* GIVEN INSTRUCTION
How many of the lines below contain the string "left"? Give only the number.

* Rows from a dataset
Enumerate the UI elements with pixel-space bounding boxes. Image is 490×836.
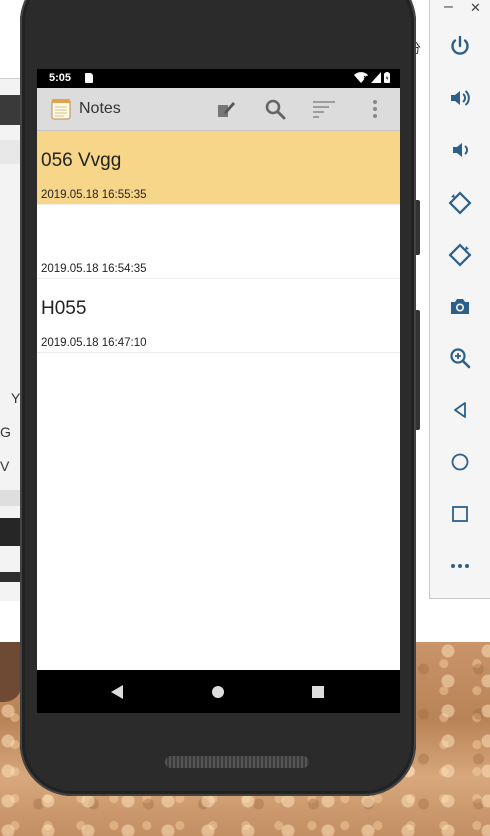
overflow-menu-button[interactable] (362, 96, 388, 122)
background-key-g: G (0, 424, 11, 440)
rotate-right-button[interactable] (442, 237, 478, 273)
nav-back-button[interactable] (105, 680, 129, 704)
nav-home-button[interactable] (206, 680, 230, 704)
rotate-left-icon (448, 191, 472, 215)
note-date: 2019.05.18 16:54:35 (41, 263, 147, 275)
home-icon (212, 686, 224, 698)
new-note-icon (218, 102, 235, 117)
zoom-button[interactable] (442, 340, 478, 376)
search-icon (265, 99, 286, 120)
volume-up-icon (451, 90, 470, 106)
signal-icon (371, 72, 381, 83)
note-list-item[interactable]: 056 Vvgg 2019.05.18 16:55:35 (37, 131, 400, 205)
note-list: 056 Vvgg 2019.05.18 16:55:35 2019.05.18 … (37, 131, 400, 353)
screenshot-button[interactable] (442, 288, 478, 324)
rotate-left-button[interactable] (442, 185, 478, 221)
app-title: Notes (79, 100, 121, 117)
notepad-app-icon (51, 99, 71, 120)
navigation-bar (37, 670, 400, 713)
camera-icon (451, 299, 469, 314)
overview-square-icon (452, 506, 468, 522)
rotate-right-icon (448, 243, 472, 267)
back-icon (111, 685, 123, 699)
back-button[interactable] (442, 392, 478, 428)
wallpaper-detail (0, 642, 22, 702)
background-key-y: Y (11, 390, 21, 406)
zoom-in-icon (450, 348, 471, 369)
note-list-item[interactable]: H055 2019.05.18 16:47:10 (37, 279, 400, 353)
sort-button[interactable] (311, 96, 337, 122)
recents-icon (312, 686, 324, 698)
phone-screen: 5:05 Notes 056 Vvgg 2019.05.18 16:55:35 … (37, 69, 400, 713)
emulator-toolbar: – ✕ (429, 0, 490, 599)
overflow-menu-icon (373, 100, 377, 118)
nav-recents-button[interactable] (306, 680, 330, 704)
more-dots-icon (451, 564, 469, 568)
home-button[interactable] (442, 444, 478, 480)
power-icon (451, 35, 469, 55)
minimize-button[interactable]: – (444, 0, 453, 16)
note-list-item[interactable]: 2019.05.18 16:54:35 (37, 205, 400, 279)
note-date: 2019.05.18 16:55:35 (41, 189, 147, 201)
power-button[interactable] (442, 28, 478, 64)
search-button[interactable] (262, 96, 288, 122)
overview-button[interactable] (442, 496, 478, 532)
wifi-icon (354, 72, 368, 83)
volume-down-button[interactable] (442, 132, 478, 168)
action-bar: Notes (37, 88, 400, 131)
new-note-button[interactable] (213, 96, 239, 122)
note-title: H055 (41, 298, 87, 319)
background-key-v: V (0, 458, 10, 474)
home-circle-icon (451, 453, 469, 471)
more-button[interactable] (442, 548, 478, 584)
status-bar: 5:05 (37, 69, 400, 88)
sort-icon (313, 101, 335, 118)
volume-up-button[interactable] (442, 80, 478, 116)
emulator-window-controls: – ✕ (430, 0, 490, 20)
status-icons (354, 72, 390, 83)
volume-down-icon (453, 143, 468, 157)
note-title: 056 Vvgg (41, 150, 122, 171)
sd-card-icon (85, 73, 93, 83)
close-button[interactable]: ✕ (470, 0, 481, 16)
status-time: 5:05 (49, 72, 72, 84)
battery-icon (384, 72, 390, 83)
note-date: 2019.05.18 16:47:10 (41, 337, 147, 349)
back-triangle-icon (454, 402, 466, 418)
bottom-speaker (165, 756, 309, 768)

* CORRECT RESPONSE
2